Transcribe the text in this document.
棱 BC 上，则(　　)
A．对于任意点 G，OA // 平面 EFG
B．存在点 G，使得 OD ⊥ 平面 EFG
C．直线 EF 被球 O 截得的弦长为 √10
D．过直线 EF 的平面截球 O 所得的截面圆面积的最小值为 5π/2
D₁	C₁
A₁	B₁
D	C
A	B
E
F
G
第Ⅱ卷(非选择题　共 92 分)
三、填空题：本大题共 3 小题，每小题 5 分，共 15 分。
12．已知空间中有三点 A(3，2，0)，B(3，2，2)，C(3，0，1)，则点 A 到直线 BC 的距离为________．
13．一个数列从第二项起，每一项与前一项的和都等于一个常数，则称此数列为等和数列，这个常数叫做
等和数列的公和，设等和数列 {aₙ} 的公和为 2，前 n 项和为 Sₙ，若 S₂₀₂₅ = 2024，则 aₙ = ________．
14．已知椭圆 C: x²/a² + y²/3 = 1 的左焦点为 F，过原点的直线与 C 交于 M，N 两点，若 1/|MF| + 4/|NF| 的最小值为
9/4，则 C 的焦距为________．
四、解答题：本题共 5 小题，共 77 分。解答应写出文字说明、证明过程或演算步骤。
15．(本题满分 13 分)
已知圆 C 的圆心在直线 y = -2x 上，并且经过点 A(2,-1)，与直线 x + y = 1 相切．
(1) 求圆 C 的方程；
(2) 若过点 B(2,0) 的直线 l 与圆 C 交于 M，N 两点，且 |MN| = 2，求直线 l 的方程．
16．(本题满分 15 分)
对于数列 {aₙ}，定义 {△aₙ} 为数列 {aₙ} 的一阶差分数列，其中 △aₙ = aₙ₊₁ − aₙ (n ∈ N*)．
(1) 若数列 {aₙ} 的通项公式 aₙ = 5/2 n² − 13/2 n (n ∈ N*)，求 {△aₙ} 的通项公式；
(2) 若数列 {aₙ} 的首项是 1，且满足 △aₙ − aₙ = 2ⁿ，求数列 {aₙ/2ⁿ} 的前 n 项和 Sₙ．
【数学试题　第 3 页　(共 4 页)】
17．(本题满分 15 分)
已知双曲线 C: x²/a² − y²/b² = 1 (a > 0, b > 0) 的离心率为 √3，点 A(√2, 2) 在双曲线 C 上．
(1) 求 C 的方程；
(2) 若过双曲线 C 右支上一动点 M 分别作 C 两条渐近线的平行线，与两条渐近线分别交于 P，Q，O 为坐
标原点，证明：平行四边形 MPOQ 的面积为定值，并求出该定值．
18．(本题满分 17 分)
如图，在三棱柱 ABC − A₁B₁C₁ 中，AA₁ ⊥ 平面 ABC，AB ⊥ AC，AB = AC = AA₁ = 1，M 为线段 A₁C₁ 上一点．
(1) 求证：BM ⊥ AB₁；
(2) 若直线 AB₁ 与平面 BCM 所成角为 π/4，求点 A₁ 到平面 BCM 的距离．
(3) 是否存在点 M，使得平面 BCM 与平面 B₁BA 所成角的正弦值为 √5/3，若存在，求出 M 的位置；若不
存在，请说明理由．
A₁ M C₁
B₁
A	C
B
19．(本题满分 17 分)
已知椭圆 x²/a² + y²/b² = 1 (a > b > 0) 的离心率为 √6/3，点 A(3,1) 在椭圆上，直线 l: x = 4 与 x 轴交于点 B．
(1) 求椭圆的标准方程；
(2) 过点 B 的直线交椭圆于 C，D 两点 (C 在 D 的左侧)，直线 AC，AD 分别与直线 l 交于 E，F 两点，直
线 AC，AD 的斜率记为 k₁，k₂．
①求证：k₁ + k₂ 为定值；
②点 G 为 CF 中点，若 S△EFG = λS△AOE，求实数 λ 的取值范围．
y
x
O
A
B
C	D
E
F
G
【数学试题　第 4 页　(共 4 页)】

*-*-*

**WRITTEN PROBLEM**
Please set down the whole listing above without altering a single line.

**SOLUTION BELOW**
Transcribe the text in this document.
棱 BC 上，则(　　)
A．对于任意点 G，OA // 平面 EFG
B．存在点 G，使得 OD ⊥ 平面 EFG
C．直线 EF 被球 O 截得的弦长为 √10
D．过直线 EF 的平面截球 O 所得的截面圆面积的最小值为 5π/2
D₁	C₁
A₁	B₁
D	C
A	B
E
F
G
第Ⅱ卷(非选择题　共 92 分)
三、填空题：本大题共 3 小题，每小题 5 分，共 15 分。
12．已知空间中有三点 A(3，2，0)，B(3，2，2)，C(3，0，1)，则点 A 到直线 BC 的距离为________．
13．一个数列从第二项起，每一项与前一项的和都等于一个常数，则称此数列为等和数列，这个常数叫做
等和数列的公和，设等和数列 {aₙ} 的公和为 2，前 n 项和为 Sₙ，若 S₂₀₂₅ = 2024，则 aₙ = ________．
14．已知椭圆 C: x²/a² + y²/3 = 1 的左焦点为 F，过原点的直线与 C 交于 M，N 两点，若 1/|MF| + 4/|NF| 的最小值为
9/4，则 C 的焦距为________．
四、解答题：本题共 5 小题，共 77 分。解答应写出文字说明、证明过程或演算步骤。
15．(本题满分 13 分)
已知圆 C 的圆心在直线 y = -2x 上，并且经过点 A(2,-1)，与直线 x + y = 1 相切．
(1) 求圆 C 的方程；
(2) 若过点 B(2,0) 的直线 l 与圆 C 交于 M，N 两点，且 |MN| = 2，求直线 l 的方程．
16．(本题满分 15 分)
对于数列 {aₙ}，定义 {△aₙ} 为数列 {aₙ} 的一阶差分数列，其中 △aₙ = aₙ₊₁ − aₙ (n ∈ N*)．
(1) 若数列 {aₙ} 的通项公式 aₙ = 5/2 n² − 13/2 n (n ∈ N*)，求 {△aₙ} 的通项公式；
(2) 若数列 {aₙ} 的首项是 1，且满足 △aₙ − aₙ = 2ⁿ，求数列 {aₙ/2ⁿ} 的前 n 项和 Sₙ．
【数学试题　第 3 页　(共 4 页)】
17．(本题满分 15 分)
已知双曲线 C: x²/a² − y²/b² = 1 (a > 0, b > 0) 的离心率为 √3，点 A(√2, 2) 在双曲线 C 上．
(1) 求 C 的方程；
(2) 若过双曲线 C 右支上一动点 M 分别作 C 两条渐近线的平行线，与两条渐近线分别交于 P，Q，O 为坐
标原点，证明：平行四边形 MPOQ 的面积为定值，并求出该定值．
18．(本题满分 17 分)
如图，在三棱柱 ABC − A₁B₁C₁ 中，AA₁ ⊥ 平面 ABC，AB ⊥ AC，AB = AC = AA₁ = 1，M 为线段 A₁C₁ 上一点．
(1) 求证：BM ⊥ AB₁；
(2) 若直线 AB₁ 与平面 BCM 所成角为 π/4，求点 A₁ 到平面 BCM 的距离．
(3) 是否存在点 M，使得平面 BCM 与平面 B₁BA 所成角的正弦值为 √5/3，若存在，求出 M 的位置；若不
存在，请说明理由．
A₁ M C₁
B₁
A	C
B
19．(本题满分 17 分)
已知椭圆 x²/a² + y²/b² = 1 (a > b > 0) 的离心率为 √6/3，点 A(3,1) 在椭圆上，直线 l: x = 4 与 x 轴交于点 B．
(1) 求椭圆的标准方程；
(2) 过点 B 的直线交椭圆于 C，D 两点 (C 在 D 的左侧)，直线 AC，AD 分别与直线 l 交于 E，F 两点，直
线 AC，AD 的斜率记为 k₁，k₂．
①求证：k₁ + k₂ 为定值；
②点 G 为 CF 中点，若 S△EFG = λS△AOE，求实数 λ 的取值范围．
y
x
O
A
B
C	D
E
F
G
【数学试题　第 4 页　(共 4 页)】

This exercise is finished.